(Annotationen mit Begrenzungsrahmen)
----
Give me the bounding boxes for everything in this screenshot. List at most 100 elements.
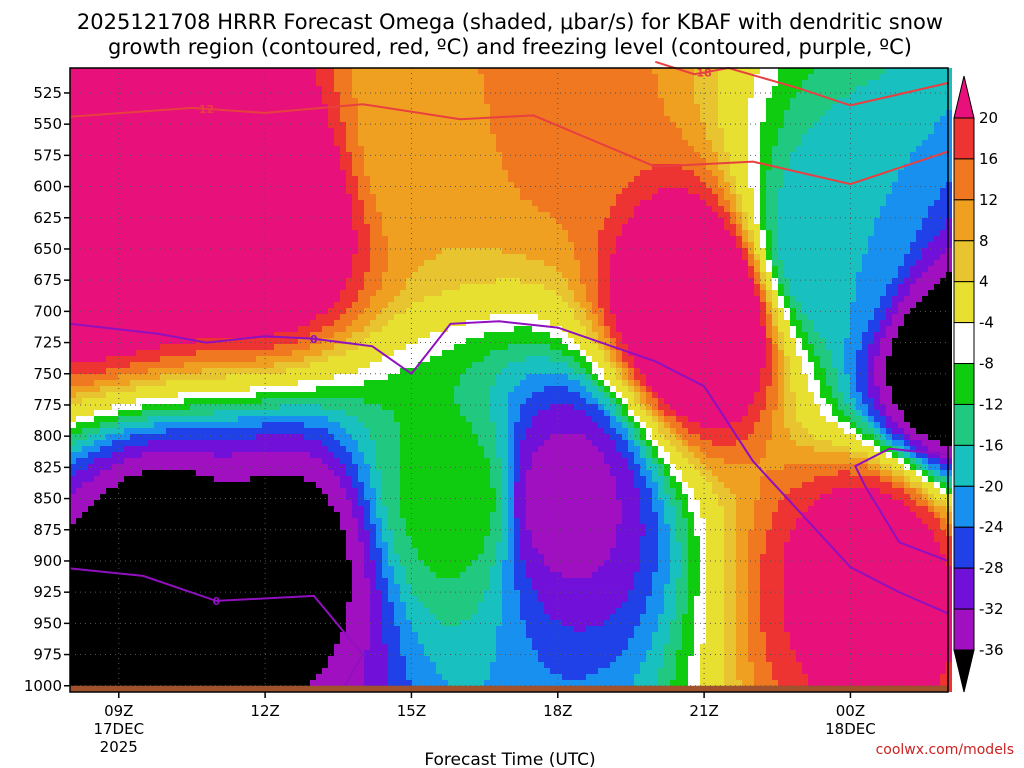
omega-cell-129 [76, 224, 82, 230]
omega-cell-1495 [154, 404, 160, 410]
omega-cell-3193 [256, 92, 262, 98]
omega-cell-1318 [142, 578, 148, 584]
omega-cell-4189 [310, 530, 316, 536]
omega-cell-3253 [256, 458, 262, 464]
omega-cell-1008 [124, 566, 130, 572]
omega-cell-4758 [346, 242, 352, 248]
omega-cell-240 [82, 272, 88, 278]
omega-cell-4953 [358, 188, 364, 194]
omega-cell-3679 [280, 542, 286, 548]
omega-cell-2339 [202, 530, 208, 536]
omega-cell-283 [82, 536, 88, 542]
omega-cell-213 [82, 110, 88, 116]
omega-cell-3055 [244, 500, 250, 506]
omega-cell-3910 [298, 68, 304, 74]
omega-cell-1409 [148, 506, 154, 512]
omega-cell-2270 [202, 110, 208, 116]
omega-cell-845 [118, 200, 124, 206]
omega-cell-4284 [316, 482, 322, 488]
omega-cell-2735 [226, 434, 232, 440]
omega-cell-3653 [280, 380, 286, 386]
omega-cell-461 [94, 362, 100, 368]
omega-cell-3257 [256, 482, 262, 488]
omega-cell-1148 [136, 164, 142, 170]
omega-cell-3966 [298, 416, 304, 422]
omega-cell-1532 [154, 626, 160, 632]
omega-cell-800 [112, 554, 118, 560]
omega-cell-4506 [328, 578, 334, 584]
omega-cell-832 [118, 122, 124, 128]
omega-cell-3617 [280, 164, 286, 170]
omega-cell-1940 [178, 608, 184, 614]
omega-cell-1657 [166, 134, 172, 140]
omega-cell-4511 [328, 608, 334, 614]
omega-cell-193 [76, 614, 82, 620]
omega-cell-4538 [334, 146, 340, 152]
omega-cell-4064 [304, 392, 310, 398]
omega-cell-358 [88, 362, 94, 368]
omega-cell-2316 [202, 386, 208, 392]
omega-cell-1588 [160, 338, 166, 344]
omega-cell-4816 [346, 602, 352, 608]
omega-cell-1983 [184, 242, 190, 248]
omega-cell-4002 [298, 632, 304, 638]
omega-cell-584 [100, 488, 106, 494]
omega-cell-3108 [250, 194, 256, 200]
omega-cell-935 [124, 122, 130, 128]
omega-cell-2397 [208, 254, 214, 260]
omega-cell-1039 [130, 128, 136, 134]
omega-cell-3690 [280, 608, 286, 614]
omega-cell-3728 [286, 212, 292, 218]
omega-cell-3688 [280, 596, 286, 602]
omega-cell-329 [88, 188, 94, 194]
omega-cell-2125 [190, 482, 196, 488]
omega-cell-2447 [208, 560, 214, 566]
omega-cell-2556 [214, 596, 220, 602]
omega-cell-1932 [178, 560, 184, 566]
omega-cell-415 [94, 86, 100, 92]
omega-cell-4116 [310, 80, 316, 86]
omega-cell-3405 [268, 128, 274, 134]
omega-cell-1573 [160, 248, 166, 254]
omega-cell-4120 [310, 104, 316, 110]
omega-cell-3365 [262, 512, 268, 518]
omega-cell-1195 [136, 458, 142, 464]
omega-cell-1900 [178, 356, 184, 362]
omega-cell-119 [76, 164, 82, 170]
omega-cell-2579 [220, 110, 226, 116]
omega-cell-3493 [268, 662, 274, 668]
omega-cell-608 [100, 632, 106, 638]
omega-cell-2678 [226, 86, 232, 92]
omega-cell-2180 [196, 188, 202, 194]
omega-cell-4072 [304, 440, 310, 446]
omega-cell-3382 [262, 614, 268, 620]
omega-cell-2016 [184, 446, 190, 452]
omega-cell-35 [70, 278, 76, 284]
omega-cell-2506 [214, 290, 220, 296]
omega-cell-3854 [292, 350, 298, 356]
omega-cell-1618 [160, 524, 166, 530]
omega-cell-1396 [148, 428, 154, 434]
omega-cell-3995 [298, 590, 304, 596]
omega-cell-4934 [358, 74, 364, 80]
omega-cell-4783 [346, 404, 352, 410]
omega-cell-2273 [202, 128, 208, 134]
omega-cell-1513 [154, 512, 160, 518]
omega-cell-985 [124, 428, 130, 434]
omega-cell-2863 [232, 584, 238, 590]
omega-cell-733 [112, 140, 118, 146]
omega-cell-3372 [262, 554, 268, 560]
omega-cell-2610 [220, 296, 226, 302]
omega-cell-1557 [160, 152, 166, 158]
omega-cell-3114 [250, 230, 256, 236]
omega-cell-825 [118, 80, 124, 86]
omega-cell-4933 [358, 68, 364, 74]
omega-cell-4789 [346, 440, 352, 446]
omega-cell-2267 [202, 92, 208, 98]
omega-cell-3755 [286, 374, 292, 380]
omega-cell-1023 [124, 656, 130, 662]
omega-cell-27 [70, 230, 76, 236]
omega-cell-2264 [202, 74, 208, 80]
omega-cell-226 [82, 188, 88, 194]
omega-cell-344 [88, 278, 94, 284]
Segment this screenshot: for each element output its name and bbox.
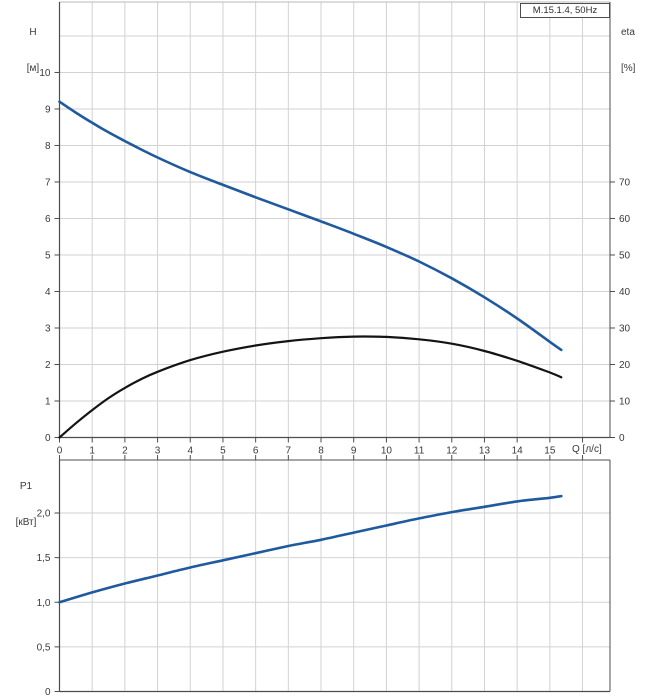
x-tick-label: 2 [122,446,128,457]
eta-curve [58,335,563,439]
left-tick-label: 0,5 [37,642,51,653]
x-tick-label: 15 [544,446,556,457]
x-tick-label: 11 [414,446,425,457]
right-axis-title: eta [%] [621,3,657,99]
left-axis-title-unit: [м] [26,63,40,74]
h-curve [58,100,563,352]
left-tick-label: 2 [45,360,51,371]
x-tick-label: 1 [89,446,95,457]
left-tick-label: 2,0 [37,509,51,520]
left-tick-label: 10 [39,68,51,79]
p1-axis-title-unit: [кВт] [15,517,37,528]
left-tick-label: 0 [45,433,51,444]
right-tick-label: 10 [619,396,631,407]
right-tick-label: 30 [619,323,631,334]
right-axis-title-unit: [%] [621,63,636,74]
left-tick-label: 3 [45,323,51,334]
x-tick-label: 8 [318,446,324,457]
x-tick-label: 6 [253,446,259,457]
p1-curve [58,494,563,604]
left-axis-title-quantity: H [29,27,37,38]
left-tick-label: 5 [45,250,51,261]
right-axis-title-quantity: eta [621,27,635,38]
x-tick-label: 10 [381,446,393,457]
left-tick-label: 7 [45,177,51,188]
model-label-box: M.15.1.4, 50Hz [520,3,610,18]
x-tick-label: 0 [57,446,63,457]
left-tick-label: 1,0 [37,598,51,609]
right-tick-label: 0 [619,433,625,444]
left-tick-label: 1,5 [37,553,51,564]
x-tick-label: 9 [351,446,357,457]
x-axis-title: Q [л/с] [572,444,602,455]
left-tick-label: 8 [45,141,51,152]
p1-axis-title: P1 [кВт] [4,457,48,553]
left-tick-label: 0 [45,687,51,698]
x-tick-label: 12 [446,446,458,457]
x-tick-label: 4 [187,446,193,457]
left-tick-label: 4 [45,287,51,298]
x-tick-label: 7 [286,446,292,457]
right-tick-label: 20 [619,360,631,371]
right-tick-label: 60 [619,214,631,225]
left-axis-title: H [м] [16,3,50,99]
left-tick-label: 1 [45,396,51,407]
p1-axis-title-quantity: P1 [19,481,33,492]
right-tick-label: 50 [619,250,631,261]
left-tick-label: 9 [45,104,51,115]
right-tick-label: 70 [619,177,631,188]
right-tick-label: 40 [619,287,631,298]
x-tick-label: 13 [479,446,491,457]
x-tick-label: 3 [155,446,161,457]
left-tick-label: 6 [45,214,51,225]
x-tick-label: 14 [512,446,524,457]
x-tick-label: 5 [220,446,226,457]
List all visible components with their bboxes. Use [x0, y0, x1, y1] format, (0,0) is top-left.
----
Zu erledigen – Stelle alle Zeilen der Datensätze oben als JSON-Liste von Zeichenketten dar, eine Zeichenkette pro Zeile und ohne Leerzeilen. Lass die Bilder dabei weg.

Antwort –
[
  "Give me the bounding boxes for everything in this screenshot. List at most 100 elements.",
  "omega-cell-129 [76, 224, 82, 230]",
  "omega-cell-1495 [154, 404, 160, 410]",
  "omega-cell-3193 [256, 92, 262, 98]",
  "omega-cell-1318 [142, 578, 148, 584]",
  "omega-cell-4189 [310, 530, 316, 536]",
  "omega-cell-3253 [256, 458, 262, 464]",
  "omega-cell-1008 [124, 566, 130, 572]",
  "omega-cell-4758 [346, 242, 352, 248]",
  "omega-cell-240 [82, 272, 88, 278]",
  "omega-cell-4953 [358, 188, 364, 194]",
  "omega-cell-3679 [280, 542, 286, 548]",
  "omega-cell-2339 [202, 530, 208, 536]",
  "omega-cell-283 [82, 536, 88, 542]",
  "omega-cell-213 [82, 110, 88, 116]",
  "omega-cell-3055 [244, 500, 250, 506]",
  "omega-cell-3910 [298, 68, 304, 74]",
  "omega-cell-1409 [148, 506, 154, 512]",
  "omega-cell-2270 [202, 110, 208, 116]",
  "omega-cell-845 [118, 200, 124, 206]",
  "omega-cell-4284 [316, 482, 322, 488]",
  "omega-cell-2735 [226, 434, 232, 440]",
  "omega-cell-3653 [280, 380, 286, 386]",
  "omega-cell-461 [94, 362, 100, 368]",
  "omega-cell-3257 [256, 482, 262, 488]",
  "omega-cell-1148 [136, 164, 142, 170]",
  "omega-cell-3966 [298, 416, 304, 422]",
  "omega-cell-1532 [154, 626, 160, 632]",
  "omega-cell-800 [112, 554, 118, 560]",
  "omega-cell-4506 [328, 578, 334, 584]",
  "omega-cell-832 [118, 122, 124, 128]",
  "omega-cell-3617 [280, 164, 286, 170]",
  "omega-cell-1940 [178, 608, 184, 614]",
  "omega-cell-1657 [166, 134, 172, 140]",
  "omega-cell-4511 [328, 608, 334, 614]",
  "omega-cell-193 [76, 614, 82, 620]",
  "omega-cell-4538 [334, 146, 340, 152]",
  "omega-cell-4064 [304, 392, 310, 398]",
  "omega-cell-358 [88, 362, 94, 368]",
  "omega-cell-2316 [202, 386, 208, 392]",
  "omega-cell-1588 [160, 338, 166, 344]",
  "omega-cell-4816 [346, 602, 352, 608]",
  "omega-cell-1983 [184, 242, 190, 248]",
  "omega-cell-4002 [298, 632, 304, 638]",
  "omega-cell-584 [100, 488, 106, 494]",
  "omega-cell-3108 [250, 194, 256, 200]",
  "omega-cell-935 [124, 122, 130, 128]",
  "omega-cell-2397 [208, 254, 214, 260]",
  "omega-cell-1039 [130, 128, 136, 134]",
  "omega-cell-3690 [280, 608, 286, 614]",
  "omega-cell-3728 [286, 212, 292, 218]",
  "omega-cell-3688 [280, 596, 286, 602]",
  "omega-cell-329 [88, 188, 94, 194]",
  "omega-cell-2125 [190, 482, 196, 488]",
  "omega-cell-2447 [208, 560, 214, 566]",
  "omega-cell-2556 [214, 596, 220, 602]",
  "omega-cell-1932 [178, 560, 184, 566]",
  "omega-cell-415 [94, 86, 100, 92]",
  "omega-cell-4116 [310, 80, 316, 86]",
  "omega-cell-3405 [268, 128, 274, 134]",
  "omega-cell-1573 [160, 248, 166, 254]",
  "omega-cell-4120 [310, 104, 316, 110]",
  "omega-cell-3365 [262, 512, 268, 518]",
  "omega-cell-1195 [136, 458, 142, 464]",
  "omega-cell-1900 [178, 356, 184, 362]",
  "omega-cell-119 [76, 164, 82, 170]",
  "omega-cell-2579 [220, 110, 226, 116]",
  "omega-cell-3493 [268, 662, 274, 668]",
  "omega-cell-608 [100, 632, 106, 638]",
  "omega-cell-2678 [226, 86, 232, 92]",
  "omega-cell-2180 [196, 188, 202, 194]",
  "omega-cell-4072 [304, 440, 310, 446]",
  "omega-cell-3382 [262, 614, 268, 620]",
  "omega-cell-2016 [184, 446, 190, 452]",
  "omega-cell-35 [70, 278, 76, 284]",
  "omega-cell-2506 [214, 290, 220, 296]",
  "omega-cell-3854 [292, 350, 298, 356]",
  "omega-cell-1618 [160, 524, 166, 530]",
  "omega-cell-1396 [148, 428, 154, 434]",
  "omega-cell-3995 [298, 590, 304, 596]",
  "omega-cell-4934 [358, 74, 364, 80]",
  "omega-cell-4783 [346, 404, 352, 410]",
  "omega-cell-2273 [202, 128, 208, 134]",
  "omega-cell-1513 [154, 512, 160, 518]",
  "omega-cell-985 [124, 428, 130, 434]",
  "omega-cell-2863 [232, 584, 238, 590]",
  "omega-cell-733 [112, 140, 118, 146]",
  "omega-cell-3372 [262, 554, 268, 560]",
  "omega-cell-2610 [220, 296, 226, 302]",
  "omega-cell-1557 [160, 152, 166, 158]",
  "omega-cell-3114 [250, 230, 256, 236]",
  "omega-cell-825 [118, 80, 124, 86]",
  "omega-cell-4933 [358, 68, 364, 74]",
  "omega-cell-4789 [346, 440, 352, 446]",
  "omega-cell-2267 [202, 92, 208, 98]",
  "omega-cell-3755 [286, 374, 292, 380]",
  "omega-cell-1023 [124, 656, 130, 662]",
  "omega-cell-27 [70, 230, 76, 236]",
  "omega-cell-2264 [202, 74, 208, 80]",
  "omega-cell-226 [82, 188, 88, 194]",
  "omega-cell-344 [88, 278, 94, 284]",
  "Segment this screenshot: for each element output its name and bbox.",
  "x-tick-label: 2 [122,446,128,457]",
  "eta-curve [58,335,563,439]",
  "left-tick-label: 0,5 [37,642,51,653]",
  "x-tick-label: 15 [544,446,556,457]",
  "x-tick-label: 11 [414,446,425,457]",
  "right-axis-title: eta [%] [621,3,657,99]",
  "left-axis-title-unit: [м] [26,63,40,74]",
  "h-curve [58,100,563,352]",
  "left-tick-label: 2 [45,360,51,371]",
  "x-tick-label: 1 [89,446,95,457]",
  "left-tick-label: 2,0 [37,509,51,520]",
  "left-tick-label: 10 [39,68,51,79]",
  "p1-axis-title-unit: [кВт] [15,517,37,528]",
  "left-tick-label: 0 [45,433,51,444]",
  "right-tick-label: 10 [619,396,631,407]",
  "right-tick-label: 30 [619,323,631,334]",
  "right-axis-title-unit: [%] [621,63,636,74]",
  "left-tick-label: 3 [45,323,51,334]",
  "x-tick-label: 8 [318,446,324,457]",
  "x-tick-label: 6 [253,446,259,457]",
  "p1-curve [58,494,563,604]",
  "left-axis-title-quantity: H [29,27,37,38]",
  "left-tick-label: 5 [45,250,51,261]",
  "right-axis-title-quantity: eta [621,27,635,38]",
  "x-tick-label: 10 [381,446,393,457]",
  "left-tick-label: 7 [45,177,51,188]",
  "model-label-box: M.15.1.4, 50Hz [520,3,610,18]",
  "x-tick-label: 0 [57,446,63,457]",
  "left-tick-label: 1,0 [37,598,51,609]",
  "right-tick-label: 0 [619,433,625,444]",
  "left-tick-label: 1,5 [37,553,51,564]",
  "x-tick-label: 9 [351,446,357,457]",
  "x-axis-title: Q [л/с] [572,444,602,455]",
  "left-tick-label: 8 [45,141,51,152]",
  "p1-axis-title: P1 [кВт] [4,457,48,553]",
  "left-tick-label: 0 [45,687,51,698]",
  "x-tick-label: 12 [446,446,458,457]",
  "x-tick-label: 4 [187,446,193,457]",
  "left-tick-label: 4 [45,287,51,298]",
  "x-tick-label: 7 [286,446,292,457]",
  "right-tick-label: 20 [619,360,631,371]",
  "right-tick-label: 60 [619,214,631,225]",
  "left-axis-title: H [м] [16,3,50,99]",
  "left-tick-label: 1 [45,396,51,407]",
  "p1-axis-title-quantity: P1 [19,481,33,492]",
  "right-tick-label: 50 [619,250,631,261]",
  "left-tick-label: 9 [45,104,51,115]",
  "right-tick-label: 70 [619,177,631,188]",
  "right-tick-label: 40 [619,287,631,298]",
  "x-tick-label: 13 [479,446,491,457]",
  "x-tick-label: 3 [155,446,161,457]",
  "left-tick-label: 6 [45,214,51,225]",
  "x-tick-label: 14 [512,446,524,457]",
  "x-tick-label: 5 [220,446,226,457]",
  "List all visible components with their bboxes. Use [x0, y0, x1, y1] format, (0,0) is top-left."
]